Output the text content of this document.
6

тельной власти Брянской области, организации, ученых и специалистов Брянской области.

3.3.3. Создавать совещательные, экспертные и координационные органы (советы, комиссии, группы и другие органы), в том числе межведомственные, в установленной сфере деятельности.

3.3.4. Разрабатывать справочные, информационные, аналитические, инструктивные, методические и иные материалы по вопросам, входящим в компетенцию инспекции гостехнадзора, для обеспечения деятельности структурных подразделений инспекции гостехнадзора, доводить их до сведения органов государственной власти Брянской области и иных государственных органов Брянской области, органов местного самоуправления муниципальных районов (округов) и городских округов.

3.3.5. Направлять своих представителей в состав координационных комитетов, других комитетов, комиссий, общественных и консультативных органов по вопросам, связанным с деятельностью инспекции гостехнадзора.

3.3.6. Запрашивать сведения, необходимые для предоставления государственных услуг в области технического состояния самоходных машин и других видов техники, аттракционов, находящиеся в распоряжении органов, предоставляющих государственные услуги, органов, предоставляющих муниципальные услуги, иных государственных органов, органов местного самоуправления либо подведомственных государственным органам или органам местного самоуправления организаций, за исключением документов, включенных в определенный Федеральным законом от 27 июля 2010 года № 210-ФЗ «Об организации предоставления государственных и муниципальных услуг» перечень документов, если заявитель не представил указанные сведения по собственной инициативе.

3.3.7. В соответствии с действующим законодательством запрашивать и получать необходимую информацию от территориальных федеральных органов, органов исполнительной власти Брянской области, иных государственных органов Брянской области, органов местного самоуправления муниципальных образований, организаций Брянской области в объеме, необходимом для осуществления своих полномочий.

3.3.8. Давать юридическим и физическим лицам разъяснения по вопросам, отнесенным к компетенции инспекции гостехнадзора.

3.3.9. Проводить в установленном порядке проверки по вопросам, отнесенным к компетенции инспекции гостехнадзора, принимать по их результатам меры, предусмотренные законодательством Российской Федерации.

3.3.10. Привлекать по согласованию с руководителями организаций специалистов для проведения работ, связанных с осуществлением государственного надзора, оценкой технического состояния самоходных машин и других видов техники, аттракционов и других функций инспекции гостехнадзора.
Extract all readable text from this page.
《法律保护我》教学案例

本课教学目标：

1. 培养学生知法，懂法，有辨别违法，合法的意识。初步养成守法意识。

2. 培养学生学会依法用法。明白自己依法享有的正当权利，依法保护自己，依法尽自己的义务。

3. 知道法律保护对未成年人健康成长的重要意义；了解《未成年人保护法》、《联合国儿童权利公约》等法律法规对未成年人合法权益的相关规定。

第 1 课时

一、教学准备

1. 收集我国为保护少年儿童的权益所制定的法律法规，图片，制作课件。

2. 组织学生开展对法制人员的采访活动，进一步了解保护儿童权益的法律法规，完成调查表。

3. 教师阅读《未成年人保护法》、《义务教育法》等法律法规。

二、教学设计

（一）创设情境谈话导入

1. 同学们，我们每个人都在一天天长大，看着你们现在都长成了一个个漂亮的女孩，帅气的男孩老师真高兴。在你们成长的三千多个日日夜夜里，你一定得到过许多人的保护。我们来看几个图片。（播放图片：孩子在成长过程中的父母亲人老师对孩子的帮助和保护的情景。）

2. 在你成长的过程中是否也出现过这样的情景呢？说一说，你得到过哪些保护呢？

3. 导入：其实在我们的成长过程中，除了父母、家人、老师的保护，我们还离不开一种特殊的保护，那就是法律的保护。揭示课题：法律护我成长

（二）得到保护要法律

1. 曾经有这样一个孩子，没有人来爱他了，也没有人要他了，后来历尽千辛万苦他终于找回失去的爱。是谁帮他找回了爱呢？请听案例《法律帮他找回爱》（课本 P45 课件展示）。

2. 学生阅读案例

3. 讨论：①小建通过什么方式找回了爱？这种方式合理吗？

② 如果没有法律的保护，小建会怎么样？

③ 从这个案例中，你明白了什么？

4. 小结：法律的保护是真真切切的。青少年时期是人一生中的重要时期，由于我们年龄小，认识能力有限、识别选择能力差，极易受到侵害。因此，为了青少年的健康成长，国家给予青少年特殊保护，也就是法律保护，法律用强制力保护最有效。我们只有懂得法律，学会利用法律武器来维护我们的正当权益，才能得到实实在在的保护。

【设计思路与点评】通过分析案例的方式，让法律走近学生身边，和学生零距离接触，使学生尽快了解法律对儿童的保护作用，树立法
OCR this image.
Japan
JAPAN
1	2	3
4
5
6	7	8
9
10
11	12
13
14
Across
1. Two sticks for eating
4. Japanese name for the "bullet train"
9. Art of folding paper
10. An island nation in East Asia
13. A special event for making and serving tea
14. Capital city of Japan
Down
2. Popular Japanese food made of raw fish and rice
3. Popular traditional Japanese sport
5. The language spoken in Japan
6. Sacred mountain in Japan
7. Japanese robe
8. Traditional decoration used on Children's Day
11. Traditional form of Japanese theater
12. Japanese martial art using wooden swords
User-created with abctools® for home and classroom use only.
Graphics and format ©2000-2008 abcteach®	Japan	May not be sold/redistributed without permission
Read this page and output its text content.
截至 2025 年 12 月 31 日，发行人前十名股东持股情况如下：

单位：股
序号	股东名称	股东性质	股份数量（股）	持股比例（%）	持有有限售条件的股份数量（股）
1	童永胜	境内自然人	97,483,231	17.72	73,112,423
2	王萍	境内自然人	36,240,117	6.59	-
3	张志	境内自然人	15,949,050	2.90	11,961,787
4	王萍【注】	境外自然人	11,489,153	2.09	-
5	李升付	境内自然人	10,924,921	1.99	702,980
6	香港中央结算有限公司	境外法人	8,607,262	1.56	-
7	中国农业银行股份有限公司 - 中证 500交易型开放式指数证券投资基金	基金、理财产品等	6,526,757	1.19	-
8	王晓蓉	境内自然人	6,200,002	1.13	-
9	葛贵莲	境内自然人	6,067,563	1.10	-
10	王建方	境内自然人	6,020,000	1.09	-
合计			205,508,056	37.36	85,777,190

_____

◆ **Aim**: Repeat every entry exactly, please.

◆ **Written reply**:
Output the text content of this document.
6

тельной власти Брянской области, организации, ученых и специалистов Брянской области.

3.3.3. Создавать совещательные, экспертные и координационные органы (советы, комиссии, группы и другие органы), в том числе межведомственные, в установленной сфере деятельности.

3.3.4. Разрабатывать справочные, информационные, аналитические, инструктивные, методические и иные материалы по вопросам, входящим в компетенцию инспекции гостехнадзора, для обеспечения деятельности структурных подразделений инспекции гостехнадзора, доводить их до сведения органов государственной власти Брянской области и иных государственных органов Брянской области, органов местного самоуправления муниципальных районов (округов) и городских округов.

3.3.5. Направлять своих представителей в состав координационных комитетов, других комитетов, комиссий, общественных и консультативных органов по вопросам, связанным с деятельностью инспекции гостехнадзора.

3.3.6. Запрашивать сведения, необходимые для предоставления государственных услуг в области технического состояния самоходных машин и других видов техники, аттракционов, находящиеся в распоряжении органов, предоставляющих государственные услуги, органов, предоставляющих муниципальные услуги, иных государственных органов, органов местного самоуправления либо подведомственных государственным органам или органам местного самоуправления организаций, за исключением документов, включенных в определенный Федеральным законом от 27 июля 2010 года № 210-ФЗ «Об организации предоставления государственных и муниципальных услуг» перечень документов, если заявитель не представил указанные сведения по собственной инициативе.

3.3.7. В соответствии с действующим законодательством запрашивать и получать необходимую информацию от территориальных федеральных органов, органов исполнительной власти Брянской области, иных государственных органов Брянской области, органов местного самоуправления муниципальных образований, организаций Брянской области в объеме, необходимом для осуществления своих полномочий.

3.3.8. Давать юридическим и физическим лицам разъяснения по вопросам, отнесенным к компетенции инспекции гостехнадзора.

3.3.9. Проводить в установленном порядке проверки по вопросам, отнесенным к компетенции инспекции гостехнадзора, принимать по их результатам меры, предусмотренные законодательством Российской Федерации.

3.3.10. Привлекать по согласованию с руководителями организаций специалистов для проведения работ, связанных с осуществлением государственного надзора, оценкой технического состояния самоходных машин и других видов техники, аттракционов и других функций инспекции гостехнадзора.
Extract all readable text from this page.
《法律保护我》教学案例

本课教学目标：

1. 培养学生知法，懂法，有辨别违法，合法的意识。初步养成守法意识。

2. 培养学生学会依法用法。明白自己依法享有的正当权利，依法保护自己，依法尽自己的义务。

3. 知道法律保护对未成年人健康成长的重要意义；了解《未成年人保护法》、《联合国儿童权利公约》等法律法规对未成年人合法权益的相关规定。

第 1 课时

一、教学准备

1. 收集我国为保护少年儿童的权益所制定的法律法规，图片，制作课件。

2. 组织学生开展对法制人员的采访活动，进一步了解保护儿童权益的法律法规，完成调查表。

3. 教师阅读《未成年人保护法》、《义务教育法》等法律法规。

二、教学设计

（一）创设情境谈话导入

1. 同学们，我们每个人都在一天天长大，看着你们现在都长成了一个个漂亮的女孩，帅气的男孩老师真高兴。在你们成长的三千多个日日夜夜里，你一定得到过许多人的保护。我们来看几个图片。（播放图片：孩子在成长过程中的父母亲人老师对孩子的帮助和保护的情景。）

2. 在你成长的过程中是否也出现过这样的情景呢？说一说，你得到过哪些保护呢？

3. 导入：其实在我们的成长过程中，除了父母、家人、老师的保护，我们还离不开一种特殊的保护，那就是法律的保护。揭示课题：法律护我成长

（二）得到保护要法律

1. 曾经有这样一个孩子，没有人来爱他了，也没有人要他了，后来历尽千辛万苦他终于找回失去的爱。是谁帮他找回了爱呢？请听案例《法律帮他找回爱》（课本 P45 课件展示）。

2. 学生阅读案例

3. 讨论：①小建通过什么方式找回了爱？这种方式合理吗？

② 如果没有法律的保护，小建会怎么样？

③ 从这个案例中，你明白了什么？

4. 小结：法律的保护是真真切切的。青少年时期是人一生中的重要时期，由于我们年龄小，认识能力有限、识别选择能力差，极易受到侵害。因此，为了青少年的健康成长，国家给予青少年特殊保护，也就是法律保护，法律用强制力保护最有效。我们只有懂得法律，学会利用法律武器来维护我们的正当权益，才能得到实实在在的保护。

【设计思路与点评】通过分析案例的方式，让法律走近学生身边，和学生零距离接触，使学生尽快了解法律对儿童的保护作用，树立法
OCR this image.
Japan
JAPAN
1	2	3
4
5
6	7	8
9
10
11	12
13
14
Across
1. Two sticks for eating
4. Japanese name for the "bullet train"
9. Art of folding paper
10. An island nation in East Asia
13. A special event for making and serving tea
14. Capital city of Japan
Down
2. Popular Japanese food made of raw fish and rice
3. Popular traditional Japanese sport
5. The language spoken in Japan
6. Sacred mountain in Japan
7. Japanese robe
8. Traditional decoration used on Children's Day
11. Traditional form of Japanese theater
12. Japanese martial art using wooden swords
User-created with abctools® for home and classroom use only.
Graphics and format ©2000-2008 abcteach®	Japan	May not be sold/redistributed without permission
Read this page and output its text content.
截至 2025 年 12 月 31 日，发行人前十名股东持股情况如下：

单位：股
序号	股东名称	股东性质	股份数量（股）	持股比例（%）	持有有限售条件的股份数量（股）
1	童永胜	境内自然人	97,483,231	17.72	73,112,423
2	王萍	境内自然人	36,240,117	6.59	-
3	张志	境内自然人	15,949,050	2.90	11,961,787
4	王萍【注】	境外自然人	11,489,153	2.09	-
5	李升付	境内自然人	10,924,921	1.99	702,980
6	香港中央结算有限公司	境外法人	8,607,262	1.56	-
7	中国农业银行股份有限公司 - 中证 500交易型开放式指数证券投资基金	基金、理财产品等	6,526,757	1.19	-
8	王晓蓉	境内自然人	6,200,002	1.13	-
9	葛贵莲	境内自然人	6,067,563	1.10	-
10	王建方	境内自然人	6,020,000	1.09	-
合计			205,508,056	37.36	85,777,190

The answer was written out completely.